- **WORK TO DO**:
Your task is to transcribe the data in full.

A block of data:

========================================

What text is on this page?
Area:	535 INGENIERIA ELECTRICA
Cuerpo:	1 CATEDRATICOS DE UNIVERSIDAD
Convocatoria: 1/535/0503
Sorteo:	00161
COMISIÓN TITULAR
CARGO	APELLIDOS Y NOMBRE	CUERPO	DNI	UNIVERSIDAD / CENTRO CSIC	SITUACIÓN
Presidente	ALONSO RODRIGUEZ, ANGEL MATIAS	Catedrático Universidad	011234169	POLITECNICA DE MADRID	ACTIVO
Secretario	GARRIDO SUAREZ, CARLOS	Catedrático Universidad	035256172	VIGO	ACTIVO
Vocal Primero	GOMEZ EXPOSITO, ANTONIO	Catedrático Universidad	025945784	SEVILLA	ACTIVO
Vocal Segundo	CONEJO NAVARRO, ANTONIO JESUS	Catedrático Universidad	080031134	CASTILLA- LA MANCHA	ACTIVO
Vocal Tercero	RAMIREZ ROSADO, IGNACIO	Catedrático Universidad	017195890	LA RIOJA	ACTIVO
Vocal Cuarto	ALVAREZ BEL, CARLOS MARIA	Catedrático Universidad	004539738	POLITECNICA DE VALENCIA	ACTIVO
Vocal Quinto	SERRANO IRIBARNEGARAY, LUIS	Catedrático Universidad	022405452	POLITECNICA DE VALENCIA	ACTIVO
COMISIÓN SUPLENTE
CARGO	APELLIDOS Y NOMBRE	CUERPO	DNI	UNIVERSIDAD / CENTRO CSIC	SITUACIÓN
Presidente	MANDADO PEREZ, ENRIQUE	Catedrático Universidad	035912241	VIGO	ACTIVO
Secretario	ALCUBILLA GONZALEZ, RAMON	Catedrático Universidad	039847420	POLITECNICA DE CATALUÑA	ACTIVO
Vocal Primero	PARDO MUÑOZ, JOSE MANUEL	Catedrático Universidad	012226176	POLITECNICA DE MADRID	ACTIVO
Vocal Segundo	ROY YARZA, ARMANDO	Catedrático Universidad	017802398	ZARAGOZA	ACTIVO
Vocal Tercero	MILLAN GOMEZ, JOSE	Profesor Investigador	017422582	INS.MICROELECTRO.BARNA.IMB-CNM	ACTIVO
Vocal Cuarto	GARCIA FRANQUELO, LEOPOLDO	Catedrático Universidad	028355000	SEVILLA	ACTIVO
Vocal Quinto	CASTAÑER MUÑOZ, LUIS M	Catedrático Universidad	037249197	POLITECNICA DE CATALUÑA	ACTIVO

========================================

- **FINAL RESULT**:
What text is on this page?
Area:	535 INGENIERIA ELECTRICA
Cuerpo:	1 CATEDRATICOS DE UNIVERSIDAD
Convocatoria: 1/535/0503
Sorteo:	00161
COMISIÓN TITULAR
CARGO	APELLIDOS Y NOMBRE	CUERPO	DNI	UNIVERSIDAD / CENTRO CSIC	SITUACIÓN
Presidente	ALONSO RODRIGUEZ, ANGEL MATIAS	Catedrático Universidad	011234169	POLITECNICA DE MADRID	ACTIVO
Secretario	GARRIDO SUAREZ, CARLOS	Catedrático Universidad	035256172	VIGO	ACTIVO
Vocal Primero	GOMEZ EXPOSITO, ANTONIO	Catedrático Universidad	025945784	SEVILLA	ACTIVO
Vocal Segundo	CONEJO NAVARRO, ANTONIO JESUS	Catedrático Universidad	080031134	CASTILLA- LA MANCHA	ACTIVO
Vocal Tercero	RAMIREZ ROSADO, IGNACIO	Catedrático Universidad	017195890	LA RIOJA	ACTIVO
Vocal Cuarto	ALVAREZ BEL, CARLOS MARIA	Catedrático Universidad	004539738	POLITECNICA DE VALENCIA	ACTIVO
Vocal Quinto	SERRANO IRIBARNEGARAY, LUIS	Catedrático Universidad	022405452	POLITECNICA DE VALENCIA	ACTIVO
COMISIÓN SUPLENTE
CARGO	APELLIDOS Y NOMBRE	CUERPO	DNI	UNIVERSIDAD / CENTRO CSIC	SITUACIÓN
Presidente	MANDADO PEREZ, ENRIQUE	Catedrático Universidad	035912241	VIGO	ACTIVO
Secretario	ALCUBILLA GONZALEZ, RAMON	Catedrático Universidad	039847420	POLITECNICA DE CATALUÑA	ACTIVO
Vocal Primero	PARDO MUÑOZ, JOSE MANUEL	Catedrático Universidad	012226176	POLITECNICA DE MADRID	ACTIVO
Vocal Segundo	ROY YARZA, ARMANDO	Catedrático Universidad	017802398	ZARAGOZA	ACTIVO
Vocal Tercero	MILLAN GOMEZ, JOSE	Profesor Investigador	017422582	INS.MICROELECTRO.BARNA.IMB-CNM	ACTIVO
Vocal Cuarto	GARCIA FRANQUELO, LEOPOLDO	Catedrático Universidad	028355000	SEVILLA	ACTIVO
Vocal Quinto	CASTAÑER MUÑOZ, LUIS M	Catedrático Universidad	037249197	POLITECNICA DE CATALUÑA	ACTIVO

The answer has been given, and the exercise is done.